▶ **Work required**:
Among the following entries, count the lines that contain "قالت" and report only the result.

▶ **Data provided**:
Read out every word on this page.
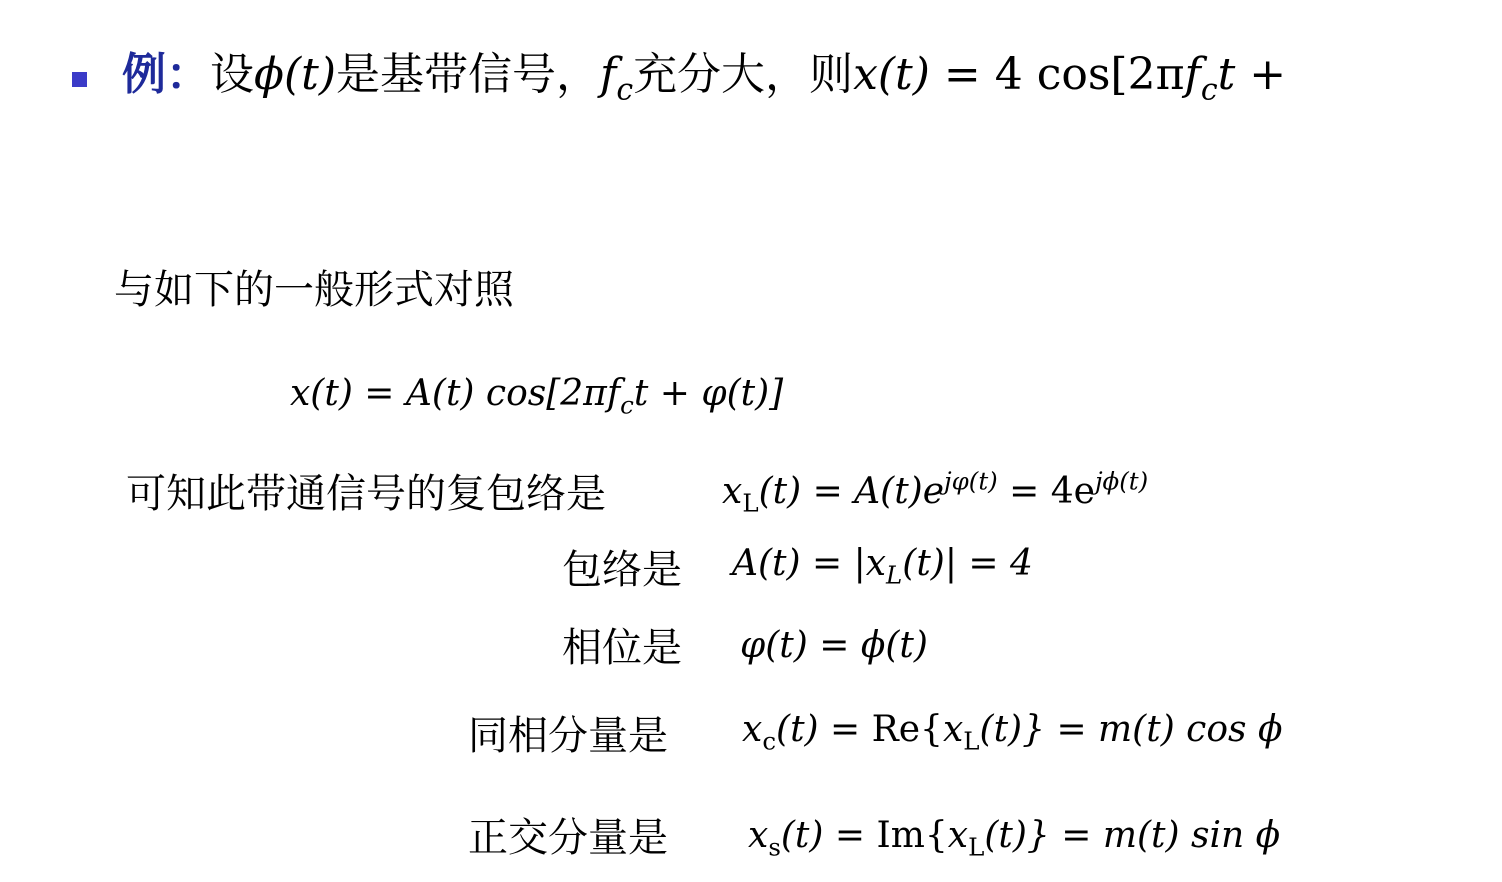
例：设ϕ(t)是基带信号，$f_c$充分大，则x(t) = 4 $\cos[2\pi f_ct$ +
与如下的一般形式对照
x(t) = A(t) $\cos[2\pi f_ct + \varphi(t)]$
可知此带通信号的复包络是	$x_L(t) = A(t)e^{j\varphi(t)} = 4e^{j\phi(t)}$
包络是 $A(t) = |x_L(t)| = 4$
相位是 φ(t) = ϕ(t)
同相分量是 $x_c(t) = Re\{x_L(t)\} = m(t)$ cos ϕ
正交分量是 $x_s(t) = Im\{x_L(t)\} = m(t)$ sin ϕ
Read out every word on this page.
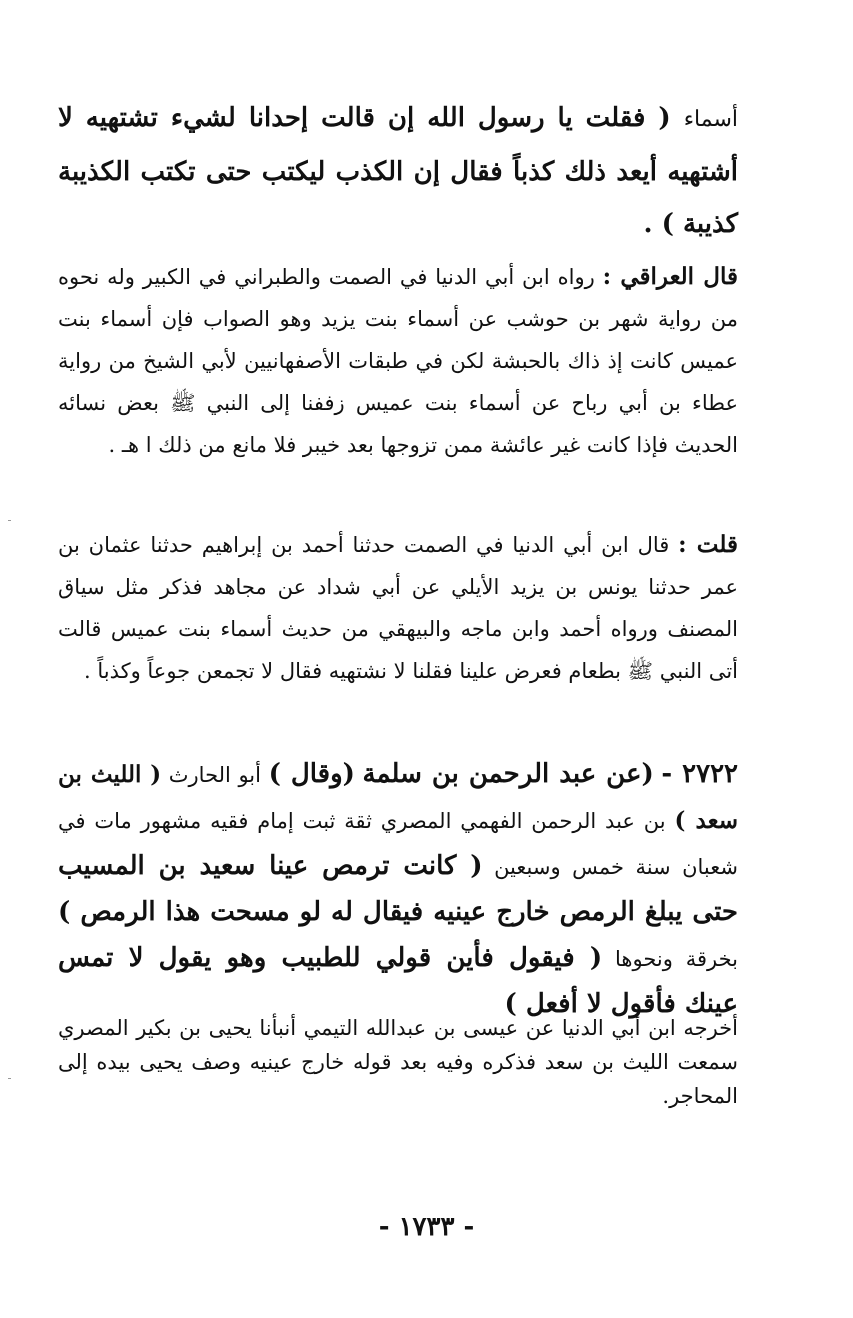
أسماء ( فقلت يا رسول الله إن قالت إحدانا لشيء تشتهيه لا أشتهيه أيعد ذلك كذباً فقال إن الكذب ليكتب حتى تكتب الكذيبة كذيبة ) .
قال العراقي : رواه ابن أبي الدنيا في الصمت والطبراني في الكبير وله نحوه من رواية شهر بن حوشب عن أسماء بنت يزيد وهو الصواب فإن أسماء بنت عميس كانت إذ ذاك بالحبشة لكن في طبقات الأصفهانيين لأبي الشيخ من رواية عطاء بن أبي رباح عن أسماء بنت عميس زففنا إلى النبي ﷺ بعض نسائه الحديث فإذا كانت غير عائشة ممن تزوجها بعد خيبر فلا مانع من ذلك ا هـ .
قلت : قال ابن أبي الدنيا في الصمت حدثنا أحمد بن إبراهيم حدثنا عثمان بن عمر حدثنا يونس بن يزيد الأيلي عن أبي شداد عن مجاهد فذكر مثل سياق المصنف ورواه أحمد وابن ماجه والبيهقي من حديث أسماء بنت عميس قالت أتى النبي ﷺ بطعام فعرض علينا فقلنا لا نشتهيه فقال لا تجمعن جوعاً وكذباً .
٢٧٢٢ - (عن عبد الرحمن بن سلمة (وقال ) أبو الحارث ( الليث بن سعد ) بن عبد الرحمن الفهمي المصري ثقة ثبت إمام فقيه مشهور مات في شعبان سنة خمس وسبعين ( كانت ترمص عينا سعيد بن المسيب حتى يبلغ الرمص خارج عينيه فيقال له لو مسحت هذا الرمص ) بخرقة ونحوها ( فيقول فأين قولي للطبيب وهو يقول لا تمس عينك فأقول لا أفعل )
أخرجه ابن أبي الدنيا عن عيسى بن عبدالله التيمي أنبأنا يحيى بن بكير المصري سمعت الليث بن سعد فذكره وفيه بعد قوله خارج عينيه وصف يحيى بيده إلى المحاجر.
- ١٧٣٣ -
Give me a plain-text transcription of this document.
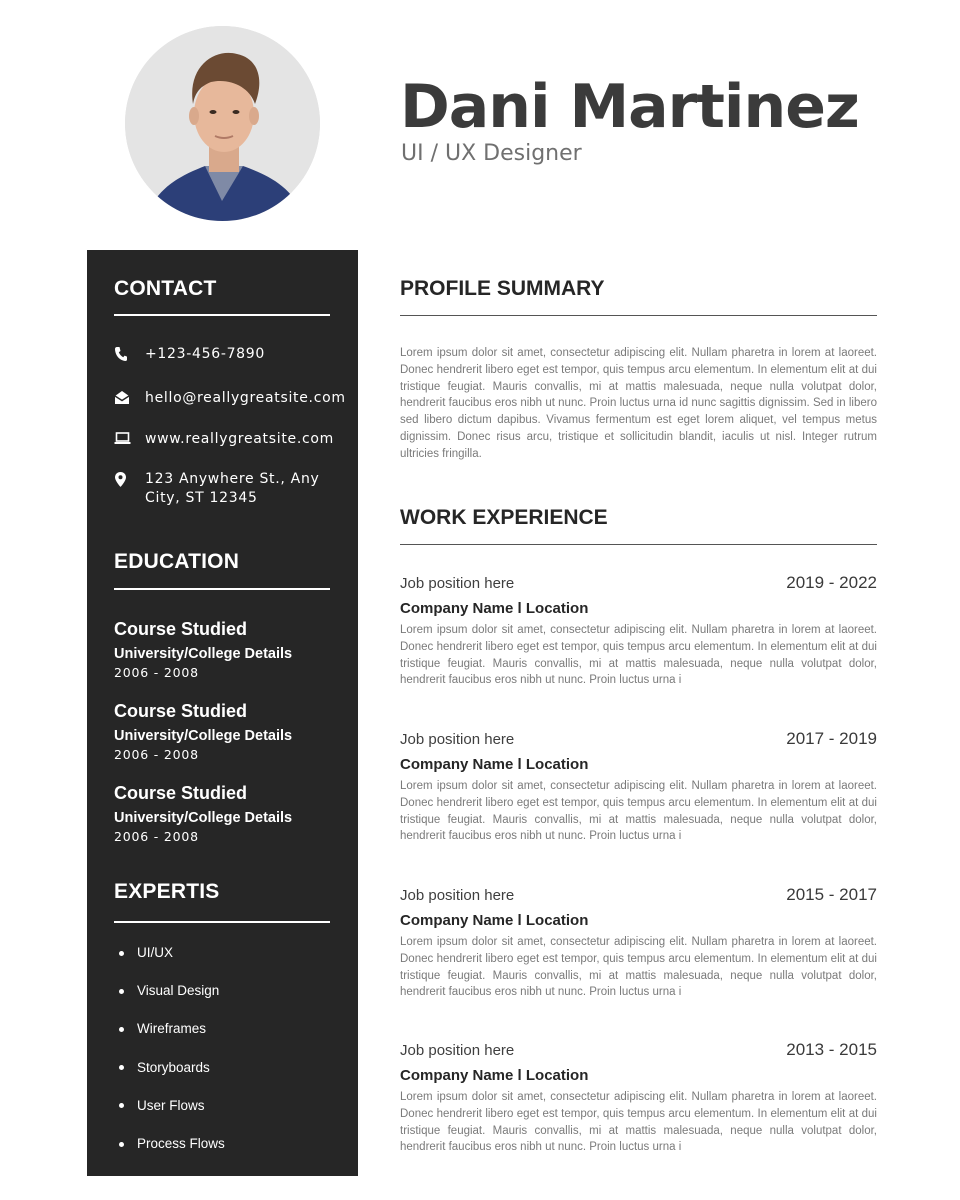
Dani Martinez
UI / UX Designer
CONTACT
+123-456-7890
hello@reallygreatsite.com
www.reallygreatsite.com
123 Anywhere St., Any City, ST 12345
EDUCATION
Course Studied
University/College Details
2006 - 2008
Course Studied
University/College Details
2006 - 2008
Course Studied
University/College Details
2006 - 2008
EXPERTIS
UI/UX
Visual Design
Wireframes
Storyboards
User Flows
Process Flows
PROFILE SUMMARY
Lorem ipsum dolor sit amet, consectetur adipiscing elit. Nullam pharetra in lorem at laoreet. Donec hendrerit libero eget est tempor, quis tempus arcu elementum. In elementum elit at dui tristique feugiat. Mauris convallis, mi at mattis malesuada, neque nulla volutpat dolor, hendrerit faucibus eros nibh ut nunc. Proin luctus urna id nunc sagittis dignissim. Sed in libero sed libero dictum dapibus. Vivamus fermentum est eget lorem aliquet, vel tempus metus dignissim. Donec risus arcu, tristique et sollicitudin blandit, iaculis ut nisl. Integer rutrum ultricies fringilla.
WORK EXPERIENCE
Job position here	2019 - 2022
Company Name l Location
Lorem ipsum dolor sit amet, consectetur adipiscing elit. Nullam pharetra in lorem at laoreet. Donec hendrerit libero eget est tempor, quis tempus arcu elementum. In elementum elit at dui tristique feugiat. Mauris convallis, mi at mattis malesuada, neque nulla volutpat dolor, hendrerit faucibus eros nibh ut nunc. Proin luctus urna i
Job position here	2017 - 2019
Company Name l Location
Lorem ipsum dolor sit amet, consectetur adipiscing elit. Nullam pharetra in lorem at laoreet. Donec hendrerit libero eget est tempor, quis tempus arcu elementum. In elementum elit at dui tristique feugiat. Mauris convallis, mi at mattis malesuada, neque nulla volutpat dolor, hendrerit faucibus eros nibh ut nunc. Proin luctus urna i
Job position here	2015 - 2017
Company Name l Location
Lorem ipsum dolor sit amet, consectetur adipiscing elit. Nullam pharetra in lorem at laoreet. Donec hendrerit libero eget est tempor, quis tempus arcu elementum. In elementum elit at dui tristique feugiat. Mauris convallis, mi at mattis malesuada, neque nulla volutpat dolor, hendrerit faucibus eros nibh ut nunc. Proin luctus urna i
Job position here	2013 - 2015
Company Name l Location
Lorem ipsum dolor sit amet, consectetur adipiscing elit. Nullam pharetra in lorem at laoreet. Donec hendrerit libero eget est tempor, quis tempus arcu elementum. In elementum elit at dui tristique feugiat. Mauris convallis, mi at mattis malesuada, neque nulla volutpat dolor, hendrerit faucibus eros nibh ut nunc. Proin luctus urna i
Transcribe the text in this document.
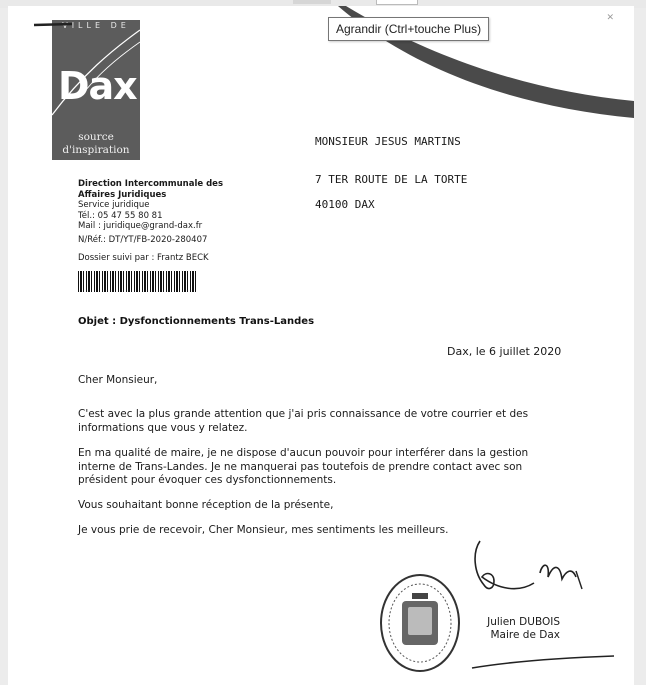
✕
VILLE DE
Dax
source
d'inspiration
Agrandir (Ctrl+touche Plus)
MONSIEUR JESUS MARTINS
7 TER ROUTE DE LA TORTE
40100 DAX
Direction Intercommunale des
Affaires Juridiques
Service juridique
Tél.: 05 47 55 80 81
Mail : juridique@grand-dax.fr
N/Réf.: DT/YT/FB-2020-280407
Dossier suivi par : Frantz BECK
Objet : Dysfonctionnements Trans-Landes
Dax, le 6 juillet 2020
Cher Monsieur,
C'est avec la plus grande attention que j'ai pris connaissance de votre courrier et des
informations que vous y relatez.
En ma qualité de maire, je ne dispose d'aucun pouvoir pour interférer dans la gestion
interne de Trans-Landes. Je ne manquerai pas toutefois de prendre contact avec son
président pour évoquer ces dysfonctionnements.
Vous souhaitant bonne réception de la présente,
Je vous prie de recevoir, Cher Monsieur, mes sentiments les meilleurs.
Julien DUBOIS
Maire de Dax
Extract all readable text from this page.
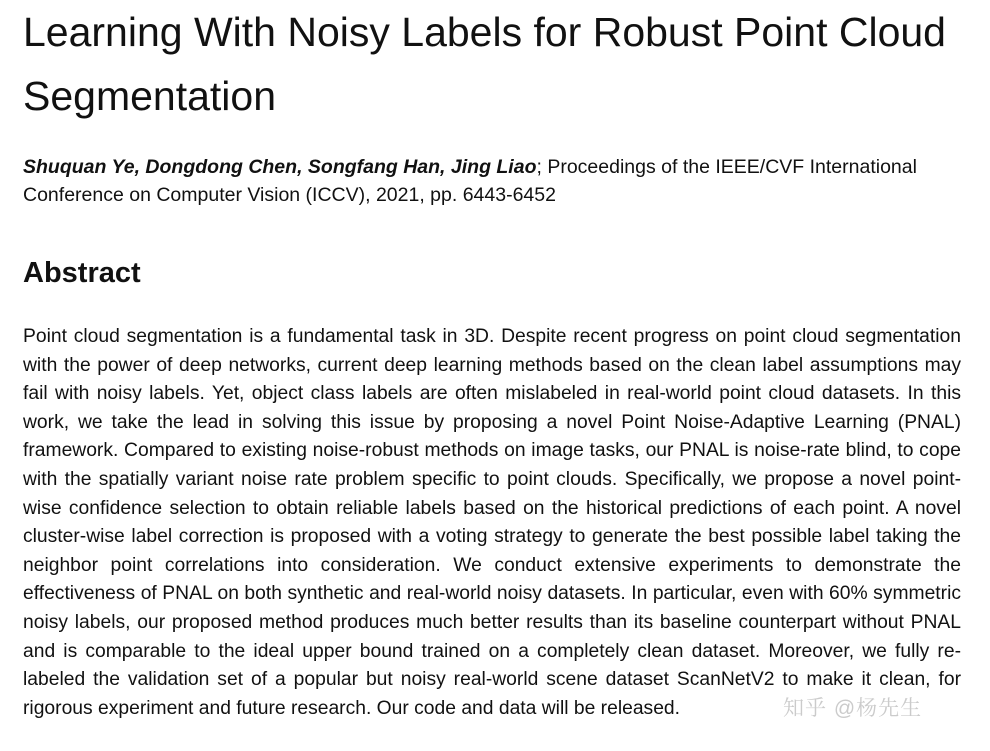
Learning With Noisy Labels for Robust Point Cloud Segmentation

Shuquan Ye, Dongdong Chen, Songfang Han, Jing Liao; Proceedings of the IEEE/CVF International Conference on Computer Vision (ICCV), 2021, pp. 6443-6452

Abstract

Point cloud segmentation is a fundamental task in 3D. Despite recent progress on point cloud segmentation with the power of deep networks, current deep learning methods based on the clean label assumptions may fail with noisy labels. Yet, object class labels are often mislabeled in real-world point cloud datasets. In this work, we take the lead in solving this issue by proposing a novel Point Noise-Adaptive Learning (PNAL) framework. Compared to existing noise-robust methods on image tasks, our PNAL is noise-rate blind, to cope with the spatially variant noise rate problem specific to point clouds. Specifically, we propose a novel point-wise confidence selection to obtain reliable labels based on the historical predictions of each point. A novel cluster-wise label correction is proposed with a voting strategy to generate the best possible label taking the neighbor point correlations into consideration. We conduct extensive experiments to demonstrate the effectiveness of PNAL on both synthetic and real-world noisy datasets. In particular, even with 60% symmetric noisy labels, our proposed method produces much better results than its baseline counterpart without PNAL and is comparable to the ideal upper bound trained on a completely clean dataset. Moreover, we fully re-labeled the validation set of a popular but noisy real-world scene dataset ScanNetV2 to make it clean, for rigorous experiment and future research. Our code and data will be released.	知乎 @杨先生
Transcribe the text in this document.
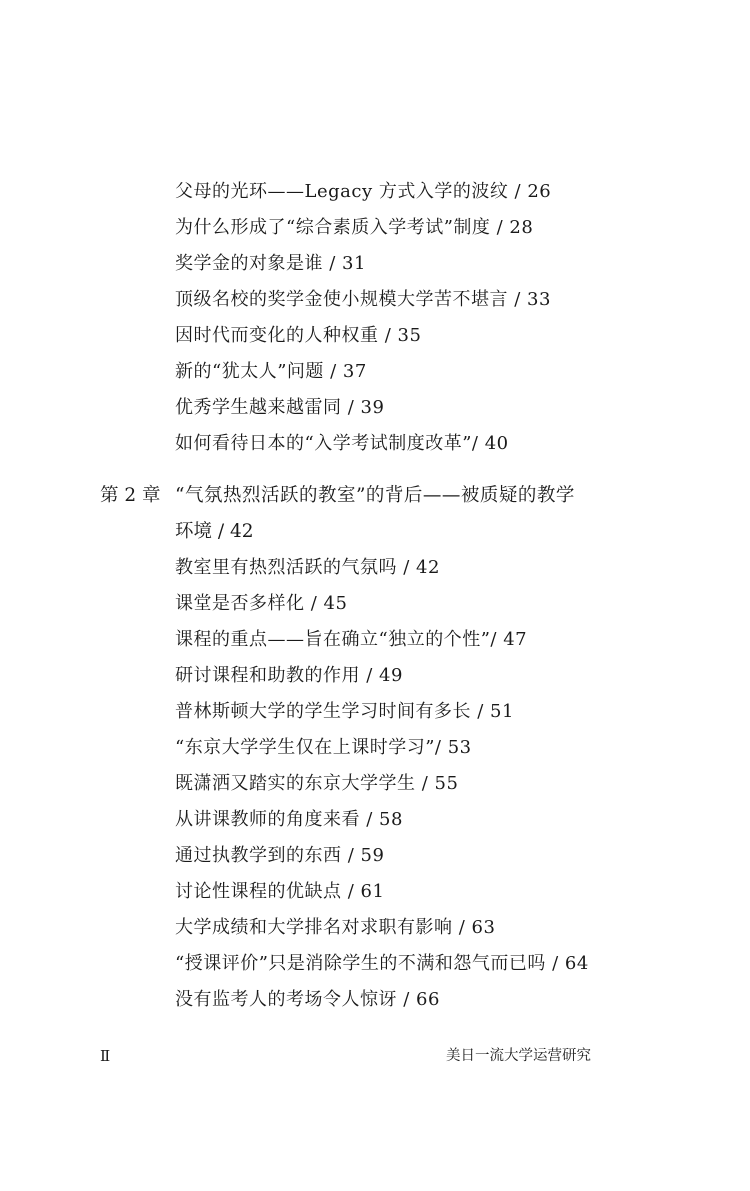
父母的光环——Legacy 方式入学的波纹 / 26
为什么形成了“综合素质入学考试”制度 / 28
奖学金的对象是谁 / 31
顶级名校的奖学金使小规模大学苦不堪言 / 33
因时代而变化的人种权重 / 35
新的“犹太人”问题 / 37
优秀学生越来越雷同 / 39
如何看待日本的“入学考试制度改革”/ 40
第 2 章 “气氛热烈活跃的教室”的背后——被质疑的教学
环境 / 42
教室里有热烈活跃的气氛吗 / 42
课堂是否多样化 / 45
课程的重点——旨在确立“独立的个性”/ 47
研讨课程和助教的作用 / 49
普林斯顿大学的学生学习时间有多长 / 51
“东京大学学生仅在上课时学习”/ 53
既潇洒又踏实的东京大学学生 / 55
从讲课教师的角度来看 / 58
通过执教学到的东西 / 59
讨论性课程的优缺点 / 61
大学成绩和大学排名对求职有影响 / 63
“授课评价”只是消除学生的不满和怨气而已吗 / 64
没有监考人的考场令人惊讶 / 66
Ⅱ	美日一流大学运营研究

▶ **Complete answer**:
2